■ Extracted records ■
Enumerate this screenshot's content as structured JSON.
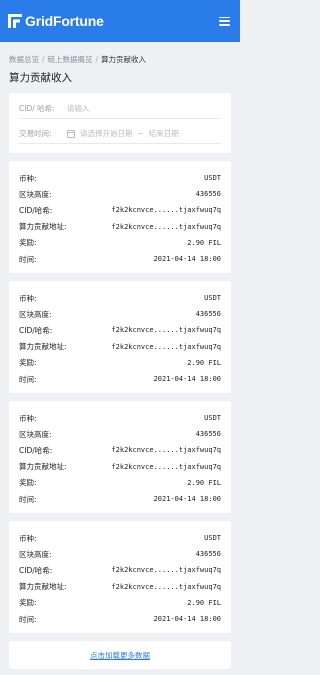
{
  "header": {
    "brand": "GridFortune"
  },
  "breadcrumb": {
    "items": [
      "数据总览",
      "链上数据概览"
    ],
    "current": "算力贡献收入"
  },
  "page_title": "算力贡献收入",
  "filters": {
    "cid_label": "CID/ 哈希:",
    "cid_placeholder": "请输入",
    "time_label": "交易时间:",
    "start_placeholder": "请选择开始日期",
    "range_sep": "~",
    "end_placeholder": "结束日期"
  },
  "labels": {
    "currency": "币种:",
    "height": "区块高度:",
    "cid": "CID/哈希:",
    "address": "算力贡献地址:",
    "reward": "奖励:",
    "time": "时间:"
  },
  "records": [
    {
      "currency": "USDT",
      "height": "436556",
      "cid": "f2k2kcnvce......tjaxfwuq7q",
      "address": "f2k2kcnvce......tjaxfwuq7q",
      "reward": "2.90 FIL",
      "time": "2021-04-14 18:00"
    },
    {
      "currency": "USDT",
      "height": "436556",
      "cid": "f2k2kcnvce......tjaxfwuq7q",
      "address": "f2k2kcnvce......tjaxfwuq7q",
      "reward": "2.90 FIL",
      "time": "2021-04-14 18:00"
    },
    {
      "currency": "USDT",
      "height": "436556",
      "cid": "f2k2kcnvce......tjaxfwuq7q",
      "address": "f2k2kcnvce......tjaxfwuq7q",
      "reward": "2.90 FIL",
      "time": "2021-04-14 18:00"
    },
    {
      "currency": "USDT",
      "height": "436556",
      "cid": "f2k2kcnvce......tjaxfwuq7q",
      "address": "f2k2kcnvce......tjaxfwuq7q",
      "reward": "2.90 FIL",
      "time": "2021-04-14 18:00"
    }
  ],
  "load_more": "点击加载更多数据",
  "icons": {
    "logo": "gridfortune-logo-icon",
    "menu": "hamburger-menu-icon",
    "calendar": "calendar-icon"
  },
  "colors": {
    "brand": "#2a7ce8",
    "background": "#eef0f4"
  }
}
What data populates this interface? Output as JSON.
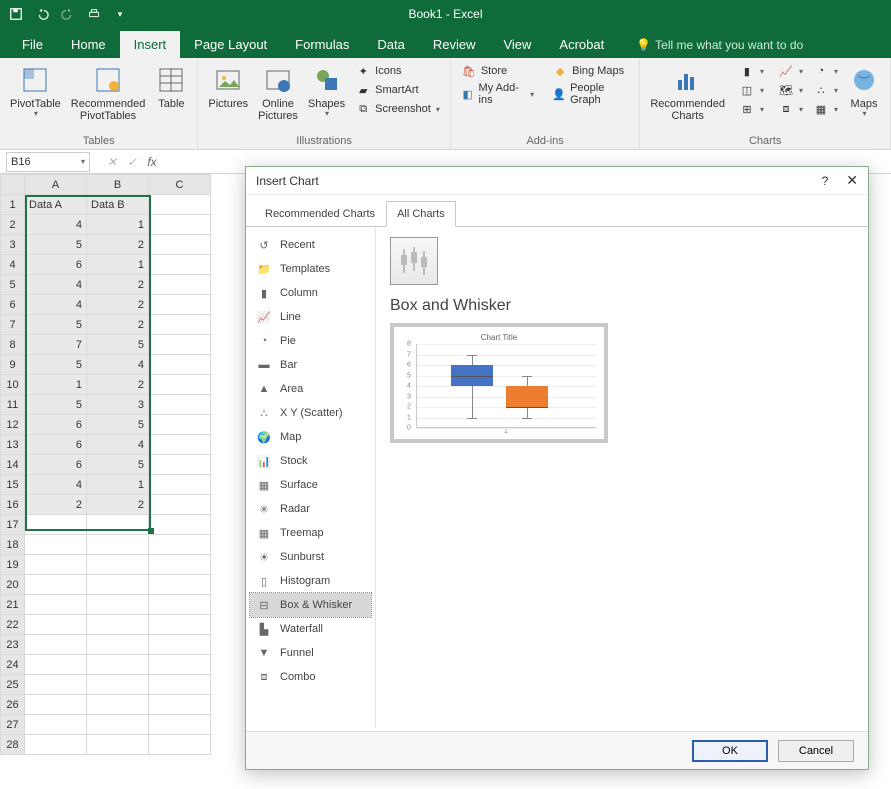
{
  "app": {
    "title": "Book1 - Excel"
  },
  "tabs": [
    "File",
    "Home",
    "Insert",
    "Page Layout",
    "Formulas",
    "Data",
    "Review",
    "View",
    "Acrobat"
  ],
  "tellme": "Tell me what you want to do",
  "ribbon": {
    "tables": {
      "pivot": "PivotTable",
      "recpivot": "Recommended\nPivotTables",
      "table": "Table",
      "group": "Tables"
    },
    "illus": {
      "pictures": "Pictures",
      "online": "Online\nPictures",
      "shapes": "Shapes",
      "icons": "Icons",
      "smartart": "SmartArt",
      "screenshot": "Screenshot",
      "group": "Illustrations"
    },
    "addins": {
      "store": "Store",
      "myaddins": "My Add-ins",
      "bing": "Bing Maps",
      "people": "People Graph",
      "group": "Add-ins"
    },
    "charts": {
      "rec": "Recommended\nCharts",
      "maps": "Maps",
      "pivotc": "P",
      "group": "Charts"
    }
  },
  "namebox": "B16",
  "sheet": {
    "cols": [
      "A",
      "B",
      "C"
    ],
    "headers": [
      "Data A",
      "Data B"
    ],
    "rows": [
      [
        4,
        1
      ],
      [
        5,
        2
      ],
      [
        6,
        1
      ],
      [
        4,
        2
      ],
      [
        4,
        2
      ],
      [
        5,
        2
      ],
      [
        7,
        5
      ],
      [
        5,
        4
      ],
      [
        1,
        2
      ],
      [
        5,
        3
      ],
      [
        6,
        5
      ],
      [
        6,
        4
      ],
      [
        6,
        5
      ],
      [
        4,
        1
      ],
      [
        2,
        2
      ]
    ],
    "extra_rows": 12
  },
  "dialog": {
    "title": "Insert Chart",
    "help": "?",
    "tabs": {
      "rec": "Recommended Charts",
      "all": "All Charts"
    },
    "types": [
      "Recent",
      "Templates",
      "Column",
      "Line",
      "Pie",
      "Bar",
      "Area",
      "X Y (Scatter)",
      "Map",
      "Stock",
      "Surface",
      "Radar",
      "Treemap",
      "Sunburst",
      "Histogram",
      "Box & Whisker",
      "Waterfall",
      "Funnel",
      "Combo"
    ],
    "selected_type": "Box & Whisker",
    "heading": "Box and Whisker",
    "preview_title": "Chart Title",
    "xcat": "1",
    "ok": "OK",
    "cancel": "Cancel"
  },
  "chart_data": {
    "type": "boxplot",
    "title": "Chart Title",
    "ylim": [
      0,
      8
    ],
    "yticks": [
      0,
      1,
      2,
      3,
      4,
      5,
      6,
      7,
      8
    ],
    "categories": [
      "1"
    ],
    "series": [
      {
        "name": "Data A",
        "color": "#4472c4",
        "min": 1,
        "q1": 4,
        "median": 5,
        "q3": 6,
        "max": 7
      },
      {
        "name": "Data B",
        "color": "#ed7d31",
        "min": 1,
        "q1": 2,
        "median": 2,
        "q3": 4,
        "max": 5
      }
    ]
  }
}
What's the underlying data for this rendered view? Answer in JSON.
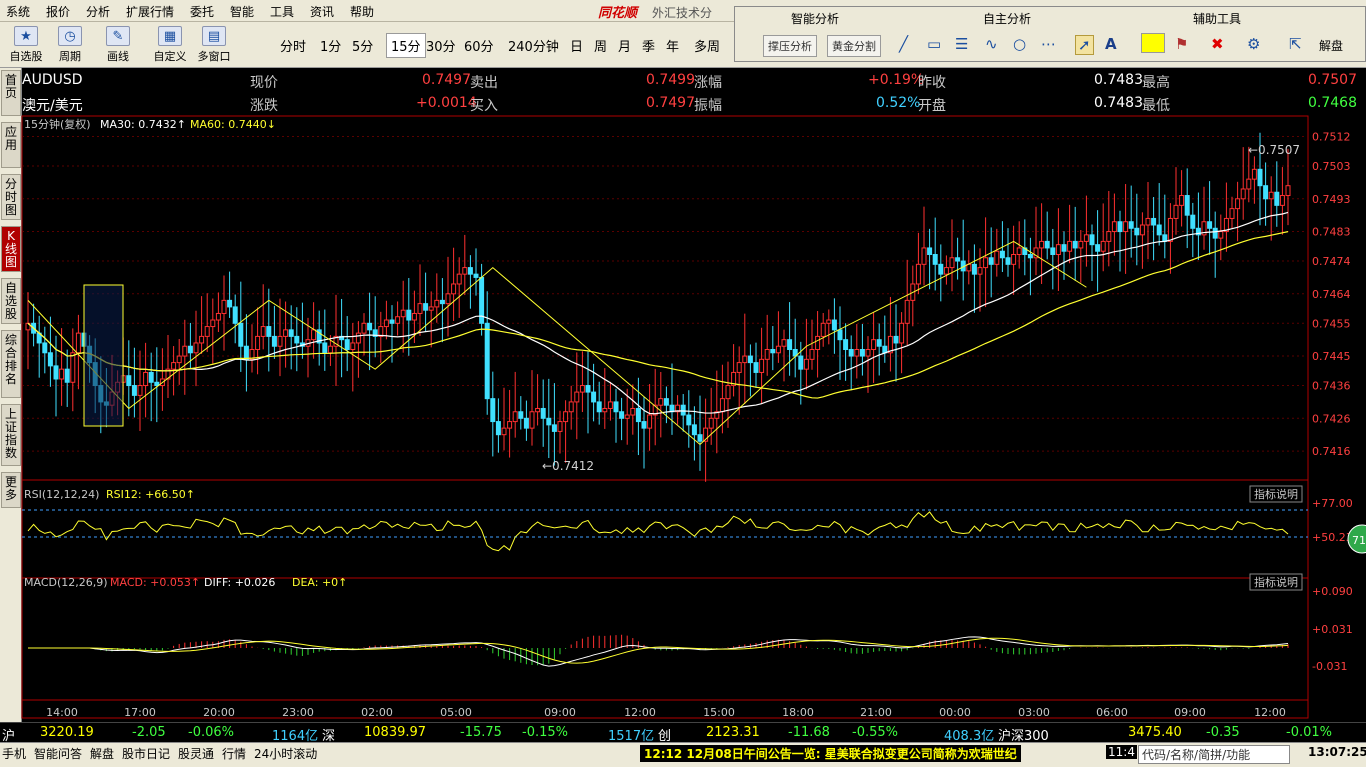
{
  "menu": {
    "items": [
      "系统",
      "报价",
      "分析",
      "扩展行情",
      "委托",
      "智能",
      "工具",
      "资讯",
      "帮助"
    ],
    "brand": "同花顺",
    "title": "外汇技术分"
  },
  "toolbar": {
    "buttons": [
      {
        "label": "自选股",
        "icon": "★"
      },
      {
        "label": "周期",
        "icon": "◷"
      },
      {
        "label": "画线",
        "icon": "✎"
      },
      {
        "label": "自定义",
        "icon": "▦"
      },
      {
        "label": "多窗口",
        "icon": "▤"
      }
    ],
    "periods": [
      "分时",
      "1分",
      "5分",
      "15分",
      "30分",
      "60分",
      "240分钟",
      "日",
      "周",
      "月",
      "季",
      "年",
      "多周"
    ],
    "active_period": "15分"
  },
  "panel": {
    "smart": "智能分析",
    "self": "自主分析",
    "aux": "辅助工具",
    "btn1": "撑压分析",
    "btn2": "黄金分割",
    "text_tool": "A",
    "layout": "解盘"
  },
  "left_tabs": [
    "首页",
    "应用",
    "分时图",
    "K线图",
    "自选股",
    "综合排名",
    "上证指数",
    "更多"
  ],
  "quote": {
    "code": "AUDUSD",
    "name": "澳元/美元",
    "labels": [
      "现价",
      "卖出",
      "涨幅",
      "昨收",
      "最高",
      "涨跌",
      "买入",
      "振幅",
      "开盘",
      "最低"
    ],
    "now": "0.7497",
    "sell": "0.7499",
    "pct": "+0.19%",
    "prev": "0.7483",
    "high": "0.7507",
    "chg": "+0.0014",
    "buy": "0.7497",
    "amp": "0.52%",
    "open": "0.7483",
    "low": "0.7468"
  },
  "main_legend": {
    "period": "15分钟(复权)",
    "ma30": "MA30: 0.7432",
    "ma60": "MA60: 0.7440"
  },
  "annotations": {
    "hi": "0.7507",
    "lo": "0.7412"
  },
  "rsi_legend": {
    "name": "RSI(12,12,24)",
    "val": "RSI12: +66.50",
    "help": "指标说明",
    "badge": "71"
  },
  "macd_legend": {
    "name": "MACD(12,26,9)",
    "macd": "MACD: +0.053",
    "diff": "DIFF: +0.026",
    "dea": "DEA: +0",
    "help": "指标说明"
  },
  "status": {
    "sh_label": "沪",
    "sh_idx": "3220.19",
    "sh_chg": "-2.05",
    "sh_pct": "-0.06%",
    "sh_amt": "1164亿",
    "sz_label": "深",
    "sz_idx": "10839.97",
    "sz_chg": "-15.75",
    "sz_pct": "-0.15%",
    "sz_amt": "1517亿",
    "cy_label": "创",
    "cy_idx": "2123.31",
    "cy_chg": "-11.68",
    "cy_pct": "-0.55%",
    "cy_amt": "408.3亿",
    "hs_label": "沪深300",
    "hs_idx": "3475.40",
    "hs_chg": "-0.35",
    "hs_pct": "-0.01%"
  },
  "taskbar": {
    "items": [
      "手机",
      "智能问答",
      "解盘",
      "股市日记",
      "股灵通",
      "行情",
      "24小时滚动"
    ],
    "news": "12:12 12月08日午间公告一览: 星美联合拟变更公司简称为欢瑞世纪",
    "time_short": "11:4",
    "search": "代码/名称/简拼/功能",
    "clock": "13:07:25"
  },
  "chart_data": {
    "type": "candlestick",
    "symbol": "AUDUSD",
    "x_ticks": [
      "14:00",
      "17:00",
      "20:00",
      "23:00",
      "02:00",
      "05:00",
      "09:00",
      "12:00",
      "15:00",
      "18:00",
      "21:00",
      "00:00",
      "03:00",
      "06:00",
      "09:00",
      "12:00"
    ],
    "y_ticks": [
      "0.7512",
      "0.7503",
      "0.7493",
      "0.7483",
      "0.7474",
      "0.7464",
      "0.7455",
      "0.7445",
      "0.7436",
      "0.7426",
      "0.7416"
    ],
    "ylim": [
      0.7409,
      0.7514
    ],
    "close": [
      0.7455,
      0.7452,
      0.7449,
      0.7446,
      0.7442,
      0.7438,
      0.7441,
      0.7437,
      0.7446,
      0.7452,
      0.7448,
      0.7443,
      0.7436,
      0.7431,
      0.743,
      0.7434,
      0.7437,
      0.7439,
      0.7436,
      0.7433,
      0.7436,
      0.744,
      0.7437,
      0.7436,
      0.7438,
      0.7441,
      0.7443,
      0.7445,
      0.7448,
      0.7446,
      0.7449,
      0.7451,
      0.7454,
      0.7456,
      0.7458,
      0.7462,
      0.746,
      0.7455,
      0.7448,
      0.7444,
      0.7447,
      0.7451,
      0.7454,
      0.7451,
      0.7448,
      0.7451,
      0.7453,
      0.7451,
      0.7449,
      0.7448,
      0.745,
      0.7453,
      0.7449,
      0.7446,
      0.7448,
      0.7451,
      0.745,
      0.7447,
      0.7449,
      0.7452,
      0.7455,
      0.7453,
      0.7451,
      0.7454,
      0.7456,
      0.7455,
      0.7457,
      0.7459,
      0.7456,
      0.7458,
      0.7461,
      0.7459,
      0.746,
      0.7462,
      0.7461,
      0.7464,
      0.7467,
      0.747,
      0.7472,
      0.747,
      0.7469,
      0.7455,
      0.7432,
      0.7425,
      0.7421,
      0.7423,
      0.7425,
      0.7428,
      0.7426,
      0.7423,
      0.7428,
      0.7429,
      0.7426,
      0.7424,
      0.7422,
      0.7425,
      0.7428,
      0.7431,
      0.7434,
      0.7436,
      0.7434,
      0.7431,
      0.7428,
      0.7429,
      0.7431,
      0.7428,
      0.7426,
      0.7427,
      0.7429,
      0.7425,
      0.7423,
      0.7427,
      0.743,
      0.7432,
      0.743,
      0.7428,
      0.743,
      0.7427,
      0.7424,
      0.7421,
      0.7419,
      0.7423,
      0.7426,
      0.7428,
      0.7432,
      0.7436,
      0.744,
      0.7443,
      0.7445,
      0.7443,
      0.744,
      0.7444,
      0.7447,
      0.7446,
      0.7448,
      0.745,
      0.7447,
      0.7445,
      0.7441,
      0.7444,
      0.7447,
      0.7451,
      0.7455,
      0.7456,
      0.7453,
      0.745,
      0.7447,
      0.7445,
      0.7447,
      0.7445,
      0.7447,
      0.745,
      0.7448,
      0.7446,
      0.7451,
      0.7449,
      0.7455,
      0.7462,
      0.7467,
      0.7473,
      0.7478,
      0.7476,
      0.7473,
      0.747,
      0.7472,
      0.7475,
      0.7474,
      0.7471,
      0.7473,
      0.747,
      0.7472,
      0.7475,
      0.7473,
      0.7477,
      0.7475,
      0.7473,
      0.7476,
      0.7478,
      0.7476,
      0.7475,
      0.7478,
      0.748,
      0.7478,
      0.7476,
      0.7479,
      0.7477,
      0.748,
      0.7478,
      0.748,
      0.7482,
      0.7479,
      0.7477,
      0.748,
      0.7483,
      0.7486,
      0.7483,
      0.7486,
      0.7484,
      0.7482,
      0.7485,
      0.7487,
      0.7485,
      0.7482,
      0.748,
      0.7487,
      0.7491,
      0.7494,
      0.7488,
      0.7484,
      0.7482,
      0.7486,
      0.7484,
      0.7481,
      0.7483,
      0.7487,
      0.749,
      0.7493,
      0.7496,
      0.7499,
      0.7502,
      0.7497,
      0.7493,
      0.7495,
      0.7491,
      0.7494,
      0.7497
    ],
    "high": 0.7507,
    "low": 0.7412
  }
}
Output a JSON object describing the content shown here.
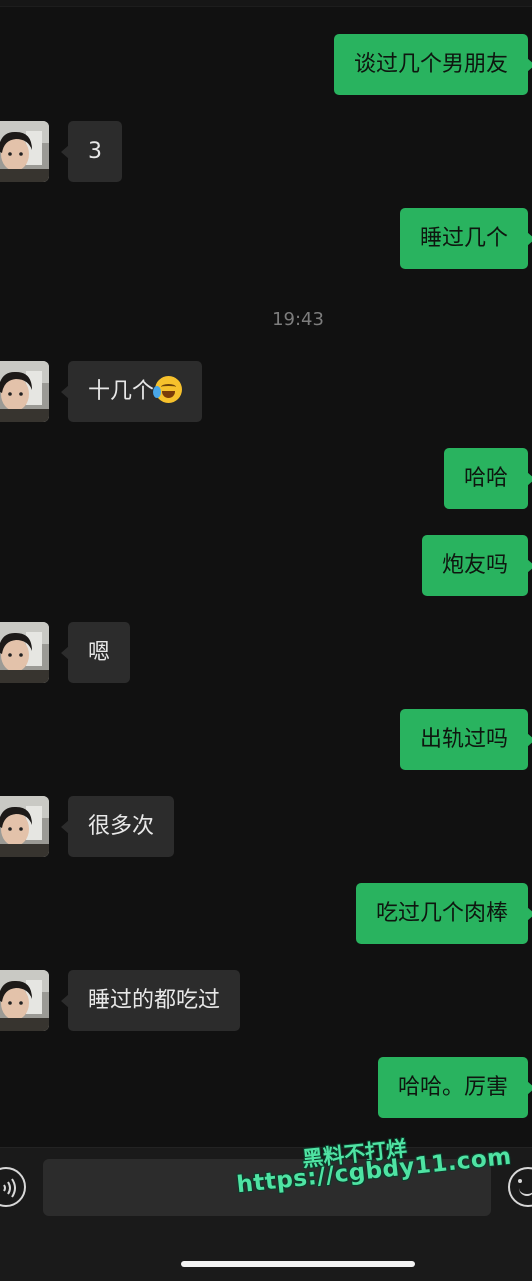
{
  "messages": [
    {
      "side": "out",
      "text": "谈过几个男朋友"
    },
    {
      "side": "in",
      "text": "3"
    },
    {
      "side": "out",
      "text": "睡过几个"
    },
    {
      "side": "in",
      "text": "十几个",
      "emoji": "crying-laughing-emoji"
    },
    {
      "side": "out",
      "text": "哈哈"
    },
    {
      "side": "out",
      "text": "炮友吗"
    },
    {
      "side": "in",
      "text": "嗯"
    },
    {
      "side": "out",
      "text": "出轨过吗"
    },
    {
      "side": "in",
      "text": "很多次"
    },
    {
      "side": "out",
      "text": "吃过几个肉棒"
    },
    {
      "side": "in",
      "text": "睡过的都吃过"
    },
    {
      "side": "out",
      "text": "哈哈。厉害"
    }
  ],
  "timestamp": "19:43",
  "input_bar": {
    "voice_icon": "voice-icon",
    "emoji_icon": "emoji-icon",
    "input_value": ""
  },
  "watermark": {
    "title": "黑料不打烊",
    "url": "https://cgbdy11.com"
  },
  "colors": {
    "background": "#111111",
    "incoming_bubble": "#2c2c2c",
    "outgoing_bubble": "#29b35f",
    "watermark": "#4fe3a3"
  }
}
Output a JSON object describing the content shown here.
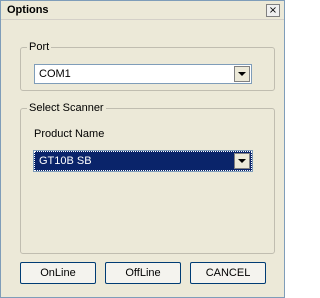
{
  "window": {
    "title": "Options",
    "close_glyph": "×"
  },
  "port": {
    "legend": "Port",
    "selected": "COM1"
  },
  "scanner": {
    "legend": "Select Scanner",
    "product_label": "Product Name",
    "selected": "GT10B SB"
  },
  "buttons": {
    "online": "OnLine",
    "offline": "OffLine",
    "cancel": "CANCEL"
  },
  "colors": {
    "dialog_bg": "#ece9d8",
    "selection_bg": "#0a246a",
    "selection_fg": "#ffffff"
  }
}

■ TASK INSTRUCTIONS ■
Count each line with "background" in it and report that figure by itself.

■ REPLY ■
2